Listed records:
══════════
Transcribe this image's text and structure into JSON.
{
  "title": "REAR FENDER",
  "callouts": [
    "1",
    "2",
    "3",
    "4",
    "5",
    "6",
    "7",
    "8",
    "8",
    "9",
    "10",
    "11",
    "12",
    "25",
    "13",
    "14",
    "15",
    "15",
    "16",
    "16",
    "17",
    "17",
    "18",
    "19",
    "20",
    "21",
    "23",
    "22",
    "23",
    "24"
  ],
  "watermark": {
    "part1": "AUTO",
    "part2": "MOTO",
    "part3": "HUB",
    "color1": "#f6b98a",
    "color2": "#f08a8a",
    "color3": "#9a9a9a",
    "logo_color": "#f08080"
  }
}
══════════
Your task:
Reproduce each record shown above without altering a single word.

Final result:
Transcribe this image's text and structure into JSON.
{
  "title": "REAR FENDER",
  "callouts": [
    "1",
    "2",
    "3",
    "4",
    "5",
    "6",
    "7",
    "8",
    "8",
    "9",
    "10",
    "11",
    "12",
    "25",
    "13",
    "14",
    "15",
    "15",
    "16",
    "16",
    "17",
    "17",
    "18",
    "19",
    "20",
    "21",
    "23",
    "22",
    "23",
    "24"
  ],
  "watermark": {
    "part1": "AUTO",
    "part2": "MOTO",
    "part3": "HUB",
    "color1": "#f6b98a",
    "color2": "#f08a8a",
    "color3": "#9a9a9a",
    "logo_color": "#f08080"
  }
}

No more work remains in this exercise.